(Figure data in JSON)
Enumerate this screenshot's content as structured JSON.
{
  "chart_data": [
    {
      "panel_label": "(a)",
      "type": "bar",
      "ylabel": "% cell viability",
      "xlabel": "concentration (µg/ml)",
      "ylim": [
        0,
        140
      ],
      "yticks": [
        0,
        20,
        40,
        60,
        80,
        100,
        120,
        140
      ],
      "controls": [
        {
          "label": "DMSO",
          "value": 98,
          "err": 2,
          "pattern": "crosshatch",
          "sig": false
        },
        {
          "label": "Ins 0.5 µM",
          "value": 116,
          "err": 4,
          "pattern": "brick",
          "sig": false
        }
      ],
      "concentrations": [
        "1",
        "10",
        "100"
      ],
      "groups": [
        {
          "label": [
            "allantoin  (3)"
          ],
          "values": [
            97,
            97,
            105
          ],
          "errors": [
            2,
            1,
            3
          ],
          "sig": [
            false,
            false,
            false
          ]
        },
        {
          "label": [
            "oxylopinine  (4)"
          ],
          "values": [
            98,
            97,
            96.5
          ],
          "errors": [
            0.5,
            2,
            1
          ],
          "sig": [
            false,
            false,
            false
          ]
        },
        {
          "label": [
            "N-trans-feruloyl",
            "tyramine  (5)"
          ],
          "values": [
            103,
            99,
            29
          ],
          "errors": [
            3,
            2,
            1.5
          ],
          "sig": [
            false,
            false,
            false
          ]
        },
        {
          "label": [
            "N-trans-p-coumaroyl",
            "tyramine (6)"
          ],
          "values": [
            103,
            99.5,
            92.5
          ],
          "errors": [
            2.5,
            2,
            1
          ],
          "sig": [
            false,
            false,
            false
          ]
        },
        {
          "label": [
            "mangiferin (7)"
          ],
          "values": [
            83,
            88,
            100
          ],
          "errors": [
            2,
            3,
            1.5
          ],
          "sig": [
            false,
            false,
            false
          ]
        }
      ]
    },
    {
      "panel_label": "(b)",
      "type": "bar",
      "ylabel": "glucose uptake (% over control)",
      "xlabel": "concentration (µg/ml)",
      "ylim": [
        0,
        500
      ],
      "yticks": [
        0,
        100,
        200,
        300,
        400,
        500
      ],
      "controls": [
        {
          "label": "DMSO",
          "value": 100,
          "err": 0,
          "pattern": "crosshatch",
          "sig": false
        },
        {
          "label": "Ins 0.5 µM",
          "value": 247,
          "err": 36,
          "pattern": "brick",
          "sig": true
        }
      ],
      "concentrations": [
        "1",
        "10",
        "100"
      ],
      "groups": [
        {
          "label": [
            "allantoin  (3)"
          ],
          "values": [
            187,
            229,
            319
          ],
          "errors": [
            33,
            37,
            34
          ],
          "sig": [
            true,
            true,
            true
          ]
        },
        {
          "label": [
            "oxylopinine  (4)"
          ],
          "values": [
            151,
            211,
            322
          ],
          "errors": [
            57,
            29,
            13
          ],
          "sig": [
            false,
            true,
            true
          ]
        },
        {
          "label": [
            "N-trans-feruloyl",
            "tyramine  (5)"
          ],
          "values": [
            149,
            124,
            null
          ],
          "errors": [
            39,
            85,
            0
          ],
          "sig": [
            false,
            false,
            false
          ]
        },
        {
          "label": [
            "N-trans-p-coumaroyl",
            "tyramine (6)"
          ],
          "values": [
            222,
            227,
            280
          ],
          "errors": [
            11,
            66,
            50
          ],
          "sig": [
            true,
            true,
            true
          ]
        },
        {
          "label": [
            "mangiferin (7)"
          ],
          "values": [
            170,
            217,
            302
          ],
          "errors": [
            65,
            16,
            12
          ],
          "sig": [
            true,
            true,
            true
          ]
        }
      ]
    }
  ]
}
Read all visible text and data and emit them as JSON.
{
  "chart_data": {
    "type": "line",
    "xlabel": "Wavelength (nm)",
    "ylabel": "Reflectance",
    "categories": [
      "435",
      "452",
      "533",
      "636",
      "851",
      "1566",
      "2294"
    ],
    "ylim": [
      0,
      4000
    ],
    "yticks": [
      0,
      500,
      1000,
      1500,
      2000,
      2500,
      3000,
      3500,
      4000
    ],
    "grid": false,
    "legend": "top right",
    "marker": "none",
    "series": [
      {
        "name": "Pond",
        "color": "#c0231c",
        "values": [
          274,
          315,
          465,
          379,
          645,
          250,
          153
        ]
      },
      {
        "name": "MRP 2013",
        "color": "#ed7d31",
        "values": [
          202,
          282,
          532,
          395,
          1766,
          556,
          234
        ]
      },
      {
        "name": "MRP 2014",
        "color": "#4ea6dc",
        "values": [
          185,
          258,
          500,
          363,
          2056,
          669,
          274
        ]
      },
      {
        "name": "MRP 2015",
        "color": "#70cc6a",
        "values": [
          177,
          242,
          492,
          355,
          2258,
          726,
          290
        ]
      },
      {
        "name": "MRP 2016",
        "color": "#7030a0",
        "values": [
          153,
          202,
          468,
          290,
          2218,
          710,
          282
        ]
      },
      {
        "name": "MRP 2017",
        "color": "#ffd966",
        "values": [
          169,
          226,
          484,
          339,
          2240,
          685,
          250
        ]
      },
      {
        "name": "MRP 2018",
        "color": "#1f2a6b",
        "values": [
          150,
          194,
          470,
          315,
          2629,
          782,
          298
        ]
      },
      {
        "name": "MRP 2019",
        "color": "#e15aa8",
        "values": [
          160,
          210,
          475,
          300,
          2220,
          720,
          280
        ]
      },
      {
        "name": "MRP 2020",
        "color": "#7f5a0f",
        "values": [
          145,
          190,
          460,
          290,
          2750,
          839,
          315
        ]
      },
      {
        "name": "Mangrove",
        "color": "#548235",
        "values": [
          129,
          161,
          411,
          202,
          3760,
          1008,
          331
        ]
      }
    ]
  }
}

(PROMPT): Quote each line of the data above exactly as written.

(CORRECT RESPONSE):
Enumerate this screenshot's content as structured JSON.
{
  "chart_data": [
    {
      "panel_label": "(a)",
      "type": "bar",
      "ylabel": "% cell viability",
      "xlabel": "concentration (µg/ml)",
      "ylim": [
        0,
        140
      ],
      "yticks": [
        0,
        20,
        40,
        60,
        80,
        100,
        120,
        140
      ],
      "controls": [
        {
          "label": "DMSO",
          "value": 98,
          "err": 2,
          "pattern": "crosshatch",
          "sig": false
        },
        {
          "label": "Ins 0.5 µM",
          "value": 116,
          "err": 4,
          "pattern": "brick",
          "sig": false
        }
      ],
      "concentrations": [
        "1",
        "10",
        "100"
      ],
      "groups": [
        {
          "label": [
            "allantoin  (3)"
          ],
          "values": [
            97,
            97,
            105
          ],
          "errors": [
            2,
            1,
            3
          ],
          "sig": [
            false,
            false,
            false
          ]
        },
        {
          "label": [
            "oxylopinine  (4)"
          ],
          "values": [
            98,
            97,
            96.5
          ],
          "errors": [
            0.5,
            2,
            1
          ],
          "sig": [
            false,
            false,
            false
          ]
        },
        {
          "label": [
            "N-trans-feruloyl",
            "tyramine  (5)"
          ],
          "values": [
            103,
            99,
            29
          ],
          "errors": [
            3,
            2,
            1.5
          ],
          "sig": [
            false,
            false,
            false
          ]
        },
        {
          "label": [
            "N-trans-p-coumaroyl",
            "tyramine (6)"
          ],
          "values": [
            103,
            99.5,
            92.5
          ],
          "errors": [
            2.5,
            2,
            1
          ],
          "sig": [
            false,
            false,
            false
          ]
        },
        {
          "label": [
            "mangiferin (7)"
          ],
          "values": [
            83,
            88,
            100
          ],
          "errors": [
            2,
            3,
            1.5
          ],
          "sig": [
            false,
            false,
            false
          ]
        }
      ]
    },
    {
      "panel_label": "(b)",
      "type": "bar",
      "ylabel": "glucose uptake (% over control)",
      "xlabel": "concentration (µg/ml)",
      "ylim": [
        0,
        500
      ],
      "yticks": [
        0,
        100,
        200,
        300,
        400,
        500
      ],
      "controls": [
        {
          "label": "DMSO",
          "value": 100,
          "err": 0,
          "pattern": "crosshatch",
          "sig": false
        },
        {
          "label": "Ins 0.5 µM",
          "value": 247,
          "err": 36,
          "pattern": "brick",
          "sig": true
        }
      ],
      "concentrations": [
        "1",
        "10",
        "100"
      ],
      "groups": [
        {
          "label": [
            "allantoin  (3)"
          ],
          "values": [
            187,
            229,
            319
          ],
          "errors": [
            33,
            37,
            34
          ],
          "sig": [
            true,
            true,
            true
          ]
        },
        {
          "label": [
            "oxylopinine  (4)"
          ],
          "values": [
            151,
            211,
            322
          ],
          "errors": [
            57,
            29,
            13
          ],
          "sig": [
            false,
            true,
            true
          ]
        },
        {
          "label": [
            "N-trans-feruloyl",
            "tyramine  (5)"
          ],
          "values": [
            149,
            124,
            null
          ],
          "errors": [
            39,
            85,
            0
          ],
          "sig": [
            false,
            false,
            false
          ]
        },
        {
          "label": [
            "N-trans-p-coumaroyl",
            "tyramine (6)"
          ],
          "values": [
            222,
            227,
            280
          ],
          "errors": [
            11,
            66,
            50
          ],
          "sig": [
            true,
            true,
            true
          ]
        },
        {
          "label": [
            "mangiferin (7)"
          ],
          "values": [
            170,
            217,
            302
          ],
          "errors": [
            65,
            16,
            12
          ],
          "sig": [
            true,
            true,
            true
          ]
        }
      ]
    }
  ]
}
Read all visible text and data and emit them as JSON.
{
  "chart_data": {
    "type": "line",
    "xlabel": "Wavelength (nm)",
    "ylabel": "Reflectance",
    "categories": [
      "435",
      "452",
      "533",
      "636",
      "851",
      "1566",
      "2294"
    ],
    "ylim": [
      0,
      4000
    ],
    "yticks": [
      0,
      500,
      1000,
      1500,
      2000,
      2500,
      3000,
      3500,
      4000
    ],
    "grid": false,
    "legend": "top right",
    "marker": "none",
    "series": [
      {
        "name": "Pond",
        "color": "#c0231c",
        "values": [
          274,
          315,
          465,
          379,
          645,
          250,
          153
        ]
      },
      {
        "name": "MRP 2013",
        "color": "#ed7d31",
        "values": [
          202,
          282,
          532,
          395,
          1766,
          556,
          234
        ]
      },
      {
        "name": "MRP 2014",
        "color": "#4ea6dc",
        "values": [
          185,
          258,
          500,
          363,
          2056,
          669,
          274
        ]
      },
      {
        "name": "MRP 2015",
        "color": "#70cc6a",
        "values": [
          177,
          242,
          492,
          355,
          2258,
          726,
          290
        ]
      },
      {
        "name": "MRP 2016",
        "color": "#7030a0",
        "values": [
          153,
          202,
          468,
          290,
          2218,
          710,
          282
        ]
      },
      {
        "name": "MRP 2017",
        "color": "#ffd966",
        "values": [
          169,
          226,
          484,
          339,
          2240,
          685,
          250
        ]
      },
      {
        "name": "MRP 2018",
        "color": "#1f2a6b",
        "values": [
          150,
          194,
          470,
          315,
          2629,
          782,
          298
        ]
      },
      {
        "name": "MRP 2019",
        "color": "#e15aa8",
        "values": [
          160,
          210,
          475,
          300,
          2220,
          720,
          280
        ]
      },
      {
        "name": "MRP 2020",
        "color": "#7f5a0f",
        "values": [
          145,
          190,
          460,
          290,
          2750,
          839,
          315
        ]
      },
      {
        "name": "Mangrove",
        "color": "#548235",
        "values": [
          129,
          161,
          411,
          202,
          3760,
          1008,
          331
        ]
      }
    ]
  }
}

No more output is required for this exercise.